◆ **Stored data entries**:
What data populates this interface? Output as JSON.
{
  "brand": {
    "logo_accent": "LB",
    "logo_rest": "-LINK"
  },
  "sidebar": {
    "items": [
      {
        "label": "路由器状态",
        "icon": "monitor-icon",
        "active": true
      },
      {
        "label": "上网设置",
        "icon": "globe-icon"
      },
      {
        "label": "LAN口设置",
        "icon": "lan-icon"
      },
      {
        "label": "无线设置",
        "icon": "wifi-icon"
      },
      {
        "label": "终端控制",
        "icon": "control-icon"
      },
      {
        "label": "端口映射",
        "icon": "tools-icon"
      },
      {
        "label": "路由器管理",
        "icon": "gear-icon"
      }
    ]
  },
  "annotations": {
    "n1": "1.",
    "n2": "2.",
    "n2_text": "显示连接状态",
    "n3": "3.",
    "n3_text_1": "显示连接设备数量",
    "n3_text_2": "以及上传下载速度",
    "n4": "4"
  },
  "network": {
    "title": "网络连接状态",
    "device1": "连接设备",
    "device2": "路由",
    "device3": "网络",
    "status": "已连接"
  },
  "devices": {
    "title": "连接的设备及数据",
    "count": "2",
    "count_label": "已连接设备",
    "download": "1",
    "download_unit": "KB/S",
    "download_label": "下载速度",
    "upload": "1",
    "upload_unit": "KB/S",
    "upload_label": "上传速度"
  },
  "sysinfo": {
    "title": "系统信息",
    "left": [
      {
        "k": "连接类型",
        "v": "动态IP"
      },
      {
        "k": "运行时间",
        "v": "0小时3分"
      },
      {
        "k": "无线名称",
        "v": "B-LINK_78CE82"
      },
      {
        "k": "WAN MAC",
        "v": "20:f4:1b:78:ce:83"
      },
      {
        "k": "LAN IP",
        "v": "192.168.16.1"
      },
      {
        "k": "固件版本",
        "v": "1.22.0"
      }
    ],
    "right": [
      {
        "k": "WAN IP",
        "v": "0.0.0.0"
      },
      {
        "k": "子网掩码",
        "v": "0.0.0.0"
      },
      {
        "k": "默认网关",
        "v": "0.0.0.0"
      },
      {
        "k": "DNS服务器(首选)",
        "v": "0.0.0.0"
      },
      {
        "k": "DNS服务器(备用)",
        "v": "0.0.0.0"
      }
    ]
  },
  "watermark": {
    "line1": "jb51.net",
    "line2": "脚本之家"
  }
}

◆ **REQUIRED WORK**: All of the entries above should be written out again exactly.

◆ **WRITTEN SOLUTION**:
What data populates this interface? Output as JSON.
{
  "brand": {
    "logo_accent": "LB",
    "logo_rest": "-LINK"
  },
  "sidebar": {
    "items": [
      {
        "label": "路由器状态",
        "icon": "monitor-icon",
        "active": true
      },
      {
        "label": "上网设置",
        "icon": "globe-icon"
      },
      {
        "label": "LAN口设置",
        "icon": "lan-icon"
      },
      {
        "label": "无线设置",
        "icon": "wifi-icon"
      },
      {
        "label": "终端控制",
        "icon": "control-icon"
      },
      {
        "label": "端口映射",
        "icon": "tools-icon"
      },
      {
        "label": "路由器管理",
        "icon": "gear-icon"
      }
    ]
  },
  "annotations": {
    "n1": "1.",
    "n2": "2.",
    "n2_text": "显示连接状态",
    "n3": "3.",
    "n3_text_1": "显示连接设备数量",
    "n3_text_2": "以及上传下载速度",
    "n4": "4"
  },
  "network": {
    "title": "网络连接状态",
    "device1": "连接设备",
    "device2": "路由",
    "device3": "网络",
    "status": "已连接"
  },
  "devices": {
    "title": "连接的设备及数据",
    "count": "2",
    "count_label": "已连接设备",
    "download": "1",
    "download_unit": "KB/S",
    "download_label": "下载速度",
    "upload": "1",
    "upload_unit": "KB/S",
    "upload_label": "上传速度"
  },
  "sysinfo": {
    "title": "系统信息",
    "left": [
      {
        "k": "连接类型",
        "v": "动态IP"
      },
      {
        "k": "运行时间",
        "v": "0小时3分"
      },
      {
        "k": "无线名称",
        "v": "B-LINK_78CE82"
      },
      {
        "k": "WAN MAC",
        "v": "20:f4:1b:78:ce:83"
      },
      {
        "k": "LAN IP",
        "v": "192.168.16.1"
      },
      {
        "k": "固件版本",
        "v": "1.22.0"
      }
    ],
    "right": [
      {
        "k": "WAN IP",
        "v": "0.0.0.0"
      },
      {
        "k": "子网掩码",
        "v": "0.0.0.0"
      },
      {
        "k": "默认网关",
        "v": "0.0.0.0"
      },
      {
        "k": "DNS服务器(首选)",
        "v": "0.0.0.0"
      },
      {
        "k": "DNS服务器(备用)",
        "v": "0.0.0.0"
      }
    ]
  },
  "watermark": {
    "line1": "jb51.net",
    "line2": "脚本之家"
  }
}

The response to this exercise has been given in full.